> [WHAT NEEDS TO BE DONE] State how many lines of the entries below hold the word "clients"; reply with nothing but the number.

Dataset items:
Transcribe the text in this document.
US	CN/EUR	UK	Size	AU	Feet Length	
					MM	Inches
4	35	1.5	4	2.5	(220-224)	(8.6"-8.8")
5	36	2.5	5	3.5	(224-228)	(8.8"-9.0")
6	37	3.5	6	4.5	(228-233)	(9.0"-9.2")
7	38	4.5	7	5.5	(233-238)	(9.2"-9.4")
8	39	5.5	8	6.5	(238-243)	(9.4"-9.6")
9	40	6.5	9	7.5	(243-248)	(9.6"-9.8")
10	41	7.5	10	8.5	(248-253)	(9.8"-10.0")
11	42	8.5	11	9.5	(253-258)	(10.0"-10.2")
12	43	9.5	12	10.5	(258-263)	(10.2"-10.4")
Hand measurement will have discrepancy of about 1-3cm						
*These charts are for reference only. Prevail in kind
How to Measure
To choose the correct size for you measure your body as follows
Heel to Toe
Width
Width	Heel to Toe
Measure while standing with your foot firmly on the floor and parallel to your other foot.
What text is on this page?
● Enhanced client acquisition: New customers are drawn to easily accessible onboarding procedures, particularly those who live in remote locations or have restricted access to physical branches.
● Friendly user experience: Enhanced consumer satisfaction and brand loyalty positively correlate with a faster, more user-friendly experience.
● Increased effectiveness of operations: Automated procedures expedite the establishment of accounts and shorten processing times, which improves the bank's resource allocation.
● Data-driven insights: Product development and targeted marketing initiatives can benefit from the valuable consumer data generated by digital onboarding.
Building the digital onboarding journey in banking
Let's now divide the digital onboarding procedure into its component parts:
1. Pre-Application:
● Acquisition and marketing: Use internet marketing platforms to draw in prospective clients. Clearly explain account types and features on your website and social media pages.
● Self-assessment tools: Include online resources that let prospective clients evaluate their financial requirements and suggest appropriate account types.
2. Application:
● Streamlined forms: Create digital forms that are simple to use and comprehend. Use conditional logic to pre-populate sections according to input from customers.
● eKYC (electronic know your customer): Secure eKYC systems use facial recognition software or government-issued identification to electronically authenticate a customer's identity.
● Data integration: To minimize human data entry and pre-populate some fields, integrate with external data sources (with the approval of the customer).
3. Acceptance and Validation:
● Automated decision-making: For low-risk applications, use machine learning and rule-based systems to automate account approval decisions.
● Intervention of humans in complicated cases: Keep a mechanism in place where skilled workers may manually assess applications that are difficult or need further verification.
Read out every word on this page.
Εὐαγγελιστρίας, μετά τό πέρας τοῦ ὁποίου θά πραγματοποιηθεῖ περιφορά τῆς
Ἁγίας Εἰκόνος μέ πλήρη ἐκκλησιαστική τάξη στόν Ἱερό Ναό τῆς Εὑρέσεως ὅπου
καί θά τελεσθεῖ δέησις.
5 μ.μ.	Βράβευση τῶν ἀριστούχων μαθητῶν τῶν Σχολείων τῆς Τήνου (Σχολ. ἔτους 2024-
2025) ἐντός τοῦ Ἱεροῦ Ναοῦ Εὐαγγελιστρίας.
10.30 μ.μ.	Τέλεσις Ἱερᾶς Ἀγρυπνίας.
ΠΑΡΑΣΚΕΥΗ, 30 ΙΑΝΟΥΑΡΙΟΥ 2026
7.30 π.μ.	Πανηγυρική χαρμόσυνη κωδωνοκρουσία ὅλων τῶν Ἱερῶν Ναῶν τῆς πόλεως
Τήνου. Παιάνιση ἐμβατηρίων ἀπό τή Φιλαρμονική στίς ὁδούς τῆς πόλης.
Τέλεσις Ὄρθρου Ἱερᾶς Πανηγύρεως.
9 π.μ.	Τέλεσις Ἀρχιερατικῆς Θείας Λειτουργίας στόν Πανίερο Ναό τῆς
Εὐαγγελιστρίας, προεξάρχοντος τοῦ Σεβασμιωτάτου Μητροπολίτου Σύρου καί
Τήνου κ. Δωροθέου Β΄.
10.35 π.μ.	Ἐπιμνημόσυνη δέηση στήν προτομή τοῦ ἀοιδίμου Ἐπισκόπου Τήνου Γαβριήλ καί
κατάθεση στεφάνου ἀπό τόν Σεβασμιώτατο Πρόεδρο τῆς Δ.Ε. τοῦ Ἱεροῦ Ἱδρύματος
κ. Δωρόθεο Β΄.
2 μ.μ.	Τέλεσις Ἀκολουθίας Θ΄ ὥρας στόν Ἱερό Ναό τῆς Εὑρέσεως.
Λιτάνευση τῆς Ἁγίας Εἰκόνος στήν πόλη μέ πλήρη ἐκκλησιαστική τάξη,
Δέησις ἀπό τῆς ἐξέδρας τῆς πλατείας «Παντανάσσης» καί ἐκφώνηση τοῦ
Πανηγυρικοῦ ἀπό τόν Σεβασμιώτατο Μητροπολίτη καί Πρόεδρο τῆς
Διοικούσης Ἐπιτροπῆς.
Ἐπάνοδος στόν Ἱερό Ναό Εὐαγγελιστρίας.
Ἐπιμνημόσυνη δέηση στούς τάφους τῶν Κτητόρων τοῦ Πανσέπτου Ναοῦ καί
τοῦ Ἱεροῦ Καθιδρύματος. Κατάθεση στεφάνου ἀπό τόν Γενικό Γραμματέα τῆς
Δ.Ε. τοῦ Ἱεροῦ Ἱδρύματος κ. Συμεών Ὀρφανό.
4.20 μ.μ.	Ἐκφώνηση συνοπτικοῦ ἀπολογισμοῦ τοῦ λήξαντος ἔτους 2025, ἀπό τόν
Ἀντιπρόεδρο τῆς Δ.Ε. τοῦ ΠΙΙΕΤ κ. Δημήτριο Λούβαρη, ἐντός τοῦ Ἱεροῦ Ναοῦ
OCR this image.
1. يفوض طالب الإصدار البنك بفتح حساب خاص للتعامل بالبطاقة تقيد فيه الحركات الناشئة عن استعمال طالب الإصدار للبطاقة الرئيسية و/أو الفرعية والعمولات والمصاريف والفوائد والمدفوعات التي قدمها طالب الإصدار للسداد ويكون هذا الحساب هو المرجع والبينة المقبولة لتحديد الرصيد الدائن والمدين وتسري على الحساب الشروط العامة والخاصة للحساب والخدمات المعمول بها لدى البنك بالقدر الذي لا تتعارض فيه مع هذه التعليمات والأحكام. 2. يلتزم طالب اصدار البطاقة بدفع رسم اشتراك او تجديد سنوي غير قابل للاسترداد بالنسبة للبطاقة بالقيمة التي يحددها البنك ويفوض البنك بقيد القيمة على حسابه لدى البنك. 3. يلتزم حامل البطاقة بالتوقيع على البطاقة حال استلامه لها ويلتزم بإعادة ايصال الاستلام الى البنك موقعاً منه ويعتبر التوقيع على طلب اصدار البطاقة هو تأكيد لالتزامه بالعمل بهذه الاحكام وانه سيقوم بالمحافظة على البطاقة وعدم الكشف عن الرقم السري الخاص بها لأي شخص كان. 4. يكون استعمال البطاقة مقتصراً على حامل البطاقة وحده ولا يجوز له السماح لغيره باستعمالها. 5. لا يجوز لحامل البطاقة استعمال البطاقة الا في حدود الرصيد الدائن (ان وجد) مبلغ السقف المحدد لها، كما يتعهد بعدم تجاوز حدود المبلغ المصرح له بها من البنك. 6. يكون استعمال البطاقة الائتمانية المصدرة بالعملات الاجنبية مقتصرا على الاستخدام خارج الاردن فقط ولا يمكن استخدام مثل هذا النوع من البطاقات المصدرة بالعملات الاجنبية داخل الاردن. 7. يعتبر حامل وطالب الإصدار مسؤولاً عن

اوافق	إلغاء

> [WORKED SOLUTION] 2